Your instructions → Reproduce the records below exactly, leaving out any pictures.

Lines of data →
┏━━

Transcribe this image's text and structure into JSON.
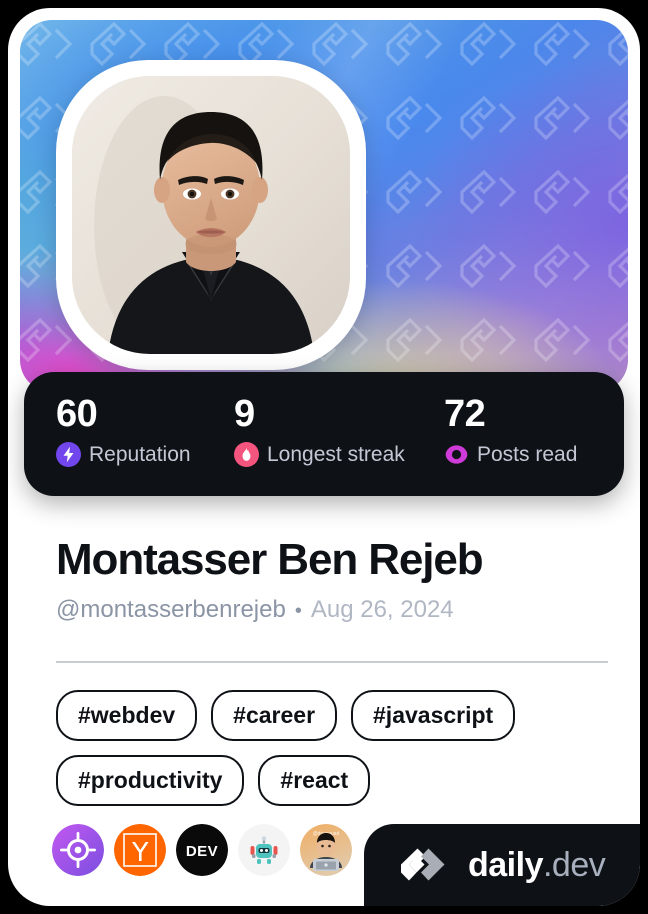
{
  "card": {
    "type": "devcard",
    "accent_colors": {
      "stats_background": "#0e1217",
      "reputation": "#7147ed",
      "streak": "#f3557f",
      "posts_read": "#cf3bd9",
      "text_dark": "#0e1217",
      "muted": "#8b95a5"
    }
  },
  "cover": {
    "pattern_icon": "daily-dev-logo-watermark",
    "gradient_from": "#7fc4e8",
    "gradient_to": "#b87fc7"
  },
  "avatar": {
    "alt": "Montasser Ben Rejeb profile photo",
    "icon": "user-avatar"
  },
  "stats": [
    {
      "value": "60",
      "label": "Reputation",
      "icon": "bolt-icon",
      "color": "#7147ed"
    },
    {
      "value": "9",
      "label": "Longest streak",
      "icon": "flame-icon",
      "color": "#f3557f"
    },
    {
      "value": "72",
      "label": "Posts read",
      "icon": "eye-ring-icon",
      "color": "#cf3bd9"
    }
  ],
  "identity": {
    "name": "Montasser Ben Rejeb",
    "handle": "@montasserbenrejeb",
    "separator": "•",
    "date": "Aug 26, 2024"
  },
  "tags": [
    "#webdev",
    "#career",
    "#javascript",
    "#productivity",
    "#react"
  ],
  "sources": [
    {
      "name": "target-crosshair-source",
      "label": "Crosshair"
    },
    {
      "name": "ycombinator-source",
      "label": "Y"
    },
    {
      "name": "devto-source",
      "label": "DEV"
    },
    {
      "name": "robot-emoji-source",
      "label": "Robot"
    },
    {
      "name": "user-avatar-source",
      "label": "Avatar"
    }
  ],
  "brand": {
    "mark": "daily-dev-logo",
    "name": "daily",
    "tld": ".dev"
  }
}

┗━━

Exercise output →
Transcribe this image's text and structure into JSON.
{
  "card": {
    "type": "devcard",
    "accent_colors": {
      "stats_background": "#0e1217",
      "reputation": "#7147ed",
      "streak": "#f3557f",
      "posts_read": "#cf3bd9",
      "text_dark": "#0e1217",
      "muted": "#8b95a5"
    }
  },
  "cover": {
    "pattern_icon": "daily-dev-logo-watermark",
    "gradient_from": "#7fc4e8",
    "gradient_to": "#b87fc7"
  },
  "avatar": {
    "alt": "Montasser Ben Rejeb profile photo",
    "icon": "user-avatar"
  },
  "stats": [
    {
      "value": "60",
      "label": "Reputation",
      "icon": "bolt-icon",
      "color": "#7147ed"
    },
    {
      "value": "9",
      "label": "Longest streak",
      "icon": "flame-icon",
      "color": "#f3557f"
    },
    {
      "value": "72",
      "label": "Posts read",
      "icon": "eye-ring-icon",
      "color": "#cf3bd9"
    }
  ],
  "identity": {
    "name": "Montasser Ben Rejeb",
    "handle": "@montasserbenrejeb",
    "separator": "•",
    "date": "Aug 26, 2024"
  },
  "tags": [
    "#webdev",
    "#career",
    "#javascript",
    "#productivity",
    "#react"
  ],
  "sources": [
    {
      "name": "target-crosshair-source",
      "label": "Crosshair"
    },
    {
      "name": "ycombinator-source",
      "label": "Y"
    },
    {
      "name": "devto-source",
      "label": "DEV"
    },
    {
      "name": "robot-emoji-source",
      "label": "Robot"
    },
    {
      "name": "user-avatar-source",
      "label": "Avatar"
    }
  ],
  "brand": {
    "mark": "daily-dev-logo",
    "name": "daily",
    "tld": ".dev"
  }
}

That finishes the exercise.